_INPUT_

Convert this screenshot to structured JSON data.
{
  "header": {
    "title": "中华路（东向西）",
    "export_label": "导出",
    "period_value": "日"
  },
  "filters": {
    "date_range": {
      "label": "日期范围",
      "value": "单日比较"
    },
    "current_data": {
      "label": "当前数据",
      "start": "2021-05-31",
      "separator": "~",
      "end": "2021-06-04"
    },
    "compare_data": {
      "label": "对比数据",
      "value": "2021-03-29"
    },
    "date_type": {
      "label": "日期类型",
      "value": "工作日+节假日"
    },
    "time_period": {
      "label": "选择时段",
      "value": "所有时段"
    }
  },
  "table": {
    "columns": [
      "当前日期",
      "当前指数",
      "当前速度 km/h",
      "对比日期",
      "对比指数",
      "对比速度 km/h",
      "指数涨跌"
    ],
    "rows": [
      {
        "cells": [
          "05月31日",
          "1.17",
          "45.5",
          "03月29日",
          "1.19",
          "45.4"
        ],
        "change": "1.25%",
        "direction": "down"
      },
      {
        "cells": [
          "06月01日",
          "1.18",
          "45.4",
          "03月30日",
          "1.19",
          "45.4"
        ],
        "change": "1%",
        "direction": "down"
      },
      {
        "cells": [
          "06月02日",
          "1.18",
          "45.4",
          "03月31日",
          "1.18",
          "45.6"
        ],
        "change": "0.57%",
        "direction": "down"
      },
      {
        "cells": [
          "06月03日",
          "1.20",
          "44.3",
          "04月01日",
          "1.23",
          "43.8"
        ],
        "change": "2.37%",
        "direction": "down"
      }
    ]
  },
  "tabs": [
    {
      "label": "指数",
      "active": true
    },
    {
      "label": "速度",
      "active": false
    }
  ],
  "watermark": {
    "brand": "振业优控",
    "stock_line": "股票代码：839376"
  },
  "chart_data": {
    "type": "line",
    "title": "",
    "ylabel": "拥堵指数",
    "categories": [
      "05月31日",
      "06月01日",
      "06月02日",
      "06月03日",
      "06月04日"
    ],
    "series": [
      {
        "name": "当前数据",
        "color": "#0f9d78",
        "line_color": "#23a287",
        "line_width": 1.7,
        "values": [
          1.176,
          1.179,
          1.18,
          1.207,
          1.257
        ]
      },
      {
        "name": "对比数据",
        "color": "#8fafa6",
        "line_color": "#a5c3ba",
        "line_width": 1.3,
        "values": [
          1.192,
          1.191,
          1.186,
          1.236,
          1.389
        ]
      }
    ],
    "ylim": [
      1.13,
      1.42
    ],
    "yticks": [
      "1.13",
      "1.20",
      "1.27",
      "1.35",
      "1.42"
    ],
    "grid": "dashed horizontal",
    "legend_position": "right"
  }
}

_AIM_
Extract each entry in full and write it down exactly.

_PROBLEM SOLUTION_
Convert this screenshot to structured JSON data.
{
  "header": {
    "title": "中华路（东向西）",
    "export_label": "导出",
    "period_value": "日"
  },
  "filters": {
    "date_range": {
      "label": "日期范围",
      "value": "单日比较"
    },
    "current_data": {
      "label": "当前数据",
      "start": "2021-05-31",
      "separator": "~",
      "end": "2021-06-04"
    },
    "compare_data": {
      "label": "对比数据",
      "value": "2021-03-29"
    },
    "date_type": {
      "label": "日期类型",
      "value": "工作日+节假日"
    },
    "time_period": {
      "label": "选择时段",
      "value": "所有时段"
    }
  },
  "table": {
    "columns": [
      "当前日期",
      "当前指数",
      "当前速度 km/h",
      "对比日期",
      "对比指数",
      "对比速度 km/h",
      "指数涨跌"
    ],
    "rows": [
      {
        "cells": [
          "05月31日",
          "1.17",
          "45.5",
          "03月29日",
          "1.19",
          "45.4"
        ],
        "change": "1.25%",
        "direction": "down"
      },
      {
        "cells": [
          "06月01日",
          "1.18",
          "45.4",
          "03月30日",
          "1.19",
          "45.4"
        ],
        "change": "1%",
        "direction": "down"
      },
      {
        "cells": [
          "06月02日",
          "1.18",
          "45.4",
          "03月31日",
          "1.18",
          "45.6"
        ],
        "change": "0.57%",
        "direction": "down"
      },
      {
        "cells": [
          "06月03日",
          "1.20",
          "44.3",
          "04月01日",
          "1.23",
          "43.8"
        ],
        "change": "2.37%",
        "direction": "down"
      }
    ]
  },
  "tabs": [
    {
      "label": "指数",
      "active": true
    },
    {
      "label": "速度",
      "active": false
    }
  ],
  "watermark": {
    "brand": "振业优控",
    "stock_line": "股票代码：839376"
  },
  "chart_data": {
    "type": "line",
    "title": "",
    "ylabel": "拥堵指数",
    "categories": [
      "05月31日",
      "06月01日",
      "06月02日",
      "06月03日",
      "06月04日"
    ],
    "series": [
      {
        "name": "当前数据",
        "color": "#0f9d78",
        "line_color": "#23a287",
        "line_width": 1.7,
        "values": [
          1.176,
          1.179,
          1.18,
          1.207,
          1.257
        ]
      },
      {
        "name": "对比数据",
        "color": "#8fafa6",
        "line_color": "#a5c3ba",
        "line_width": 1.3,
        "values": [
          1.192,
          1.191,
          1.186,
          1.236,
          1.389
        ]
      }
    ],
    "ylim": [
      1.13,
      1.42
    ],
    "yticks": [
      "1.13",
      "1.20",
      "1.27",
      "1.35",
      "1.42"
    ],
    "grid": "dashed horizontal",
    "legend_position": "right"
  }
}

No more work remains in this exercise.